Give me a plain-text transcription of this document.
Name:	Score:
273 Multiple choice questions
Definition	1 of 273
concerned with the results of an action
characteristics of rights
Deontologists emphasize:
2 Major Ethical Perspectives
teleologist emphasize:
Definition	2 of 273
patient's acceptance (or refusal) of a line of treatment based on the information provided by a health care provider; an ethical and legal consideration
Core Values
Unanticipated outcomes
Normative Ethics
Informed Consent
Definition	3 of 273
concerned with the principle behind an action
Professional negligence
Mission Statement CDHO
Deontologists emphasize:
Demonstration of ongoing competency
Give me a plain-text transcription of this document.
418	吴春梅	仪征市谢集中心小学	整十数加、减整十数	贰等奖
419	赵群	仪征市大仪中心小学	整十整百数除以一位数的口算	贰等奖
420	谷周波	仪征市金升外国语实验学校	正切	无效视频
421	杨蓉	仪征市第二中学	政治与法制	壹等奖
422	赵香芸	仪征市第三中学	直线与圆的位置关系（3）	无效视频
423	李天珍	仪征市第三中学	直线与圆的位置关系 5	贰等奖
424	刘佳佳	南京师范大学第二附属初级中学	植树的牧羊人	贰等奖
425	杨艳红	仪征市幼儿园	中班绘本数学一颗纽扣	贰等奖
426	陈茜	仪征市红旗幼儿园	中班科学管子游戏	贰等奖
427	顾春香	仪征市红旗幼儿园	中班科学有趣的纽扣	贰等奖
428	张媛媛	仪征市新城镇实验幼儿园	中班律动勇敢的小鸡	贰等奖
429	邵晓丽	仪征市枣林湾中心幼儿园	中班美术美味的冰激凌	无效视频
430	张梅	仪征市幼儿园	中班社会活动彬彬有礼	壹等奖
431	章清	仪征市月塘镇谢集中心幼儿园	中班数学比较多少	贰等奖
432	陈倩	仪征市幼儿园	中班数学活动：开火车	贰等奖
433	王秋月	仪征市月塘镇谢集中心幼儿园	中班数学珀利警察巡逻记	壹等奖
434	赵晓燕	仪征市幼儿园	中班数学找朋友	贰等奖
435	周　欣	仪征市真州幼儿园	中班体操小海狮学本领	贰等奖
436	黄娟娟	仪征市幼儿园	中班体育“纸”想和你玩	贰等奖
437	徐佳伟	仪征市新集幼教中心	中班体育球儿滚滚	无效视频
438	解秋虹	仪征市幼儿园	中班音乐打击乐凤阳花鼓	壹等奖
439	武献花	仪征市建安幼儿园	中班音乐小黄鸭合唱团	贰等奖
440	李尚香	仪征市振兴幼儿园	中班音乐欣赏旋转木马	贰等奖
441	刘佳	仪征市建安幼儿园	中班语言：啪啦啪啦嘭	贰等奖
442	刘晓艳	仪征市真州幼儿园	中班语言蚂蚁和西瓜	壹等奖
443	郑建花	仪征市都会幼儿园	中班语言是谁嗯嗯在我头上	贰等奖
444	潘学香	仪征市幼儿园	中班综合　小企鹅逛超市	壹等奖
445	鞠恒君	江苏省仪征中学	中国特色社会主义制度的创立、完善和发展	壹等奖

::::

Short problem -
Transcribe every entry word for word.

Worked answer -
Give me a plain-text transcription of this document.
Name:	Score:
273 Multiple choice questions
Definition	1 of 273
concerned with the results of an action
characteristics of rights
Deontologists emphasize:
2 Major Ethical Perspectives
teleologist emphasize:
Definition	2 of 273
patient's acceptance (or refusal) of a line of treatment based on the information provided by a health care provider; an ethical and legal consideration
Core Values
Unanticipated outcomes
Normative Ethics
Informed Consent
Definition	3 of 273
concerned with the principle behind an action
Professional negligence
Mission Statement CDHO
Deontologists emphasize:
Demonstration of ongoing competency
Give me a plain-text transcription of this document.
418	吴春梅	仪征市谢集中心小学	整十数加、减整十数	贰等奖
419	赵群	仪征市大仪中心小学	整十整百数除以一位数的口算	贰等奖
420	谷周波	仪征市金升外国语实验学校	正切	无效视频
421	杨蓉	仪征市第二中学	政治与法制	壹等奖
422	赵香芸	仪征市第三中学	直线与圆的位置关系（3）	无效视频
423	李天珍	仪征市第三中学	直线与圆的位置关系 5	贰等奖
424	刘佳佳	南京师范大学第二附属初级中学	植树的牧羊人	贰等奖
425	杨艳红	仪征市幼儿园	中班绘本数学一颗纽扣	贰等奖
426	陈茜	仪征市红旗幼儿园	中班科学管子游戏	贰等奖
427	顾春香	仪征市红旗幼儿园	中班科学有趣的纽扣	贰等奖
428	张媛媛	仪征市新城镇实验幼儿园	中班律动勇敢的小鸡	贰等奖
429	邵晓丽	仪征市枣林湾中心幼儿园	中班美术美味的冰激凌	无效视频
430	张梅	仪征市幼儿园	中班社会活动彬彬有礼	壹等奖
431	章清	仪征市月塘镇谢集中心幼儿园	中班数学比较多少	贰等奖
432	陈倩	仪征市幼儿园	中班数学活动：开火车	贰等奖
433	王秋月	仪征市月塘镇谢集中心幼儿园	中班数学珀利警察巡逻记	壹等奖
434	赵晓燕	仪征市幼儿园	中班数学找朋友	贰等奖
435	周　欣	仪征市真州幼儿园	中班体操小海狮学本领	贰等奖
436	黄娟娟	仪征市幼儿园	中班体育“纸”想和你玩	贰等奖
437	徐佳伟	仪征市新集幼教中心	中班体育球儿滚滚	无效视频
438	解秋虹	仪征市幼儿园	中班音乐打击乐凤阳花鼓	壹等奖
439	武献花	仪征市建安幼儿园	中班音乐小黄鸭合唱团	贰等奖
440	李尚香	仪征市振兴幼儿园	中班音乐欣赏旋转木马	贰等奖
441	刘佳	仪征市建安幼儿园	中班语言：啪啦啪啦嘭	贰等奖
442	刘晓艳	仪征市真州幼儿园	中班语言蚂蚁和西瓜	壹等奖
443	郑建花	仪征市都会幼儿园	中班语言是谁嗯嗯在我头上	贰等奖
444	潘学香	仪征市幼儿园	中班综合　小企鹅逛超市	壹等奖
445	鞠恒君	江苏省仪征中学	中国特色社会主义制度的创立、完善和发展	壹等奖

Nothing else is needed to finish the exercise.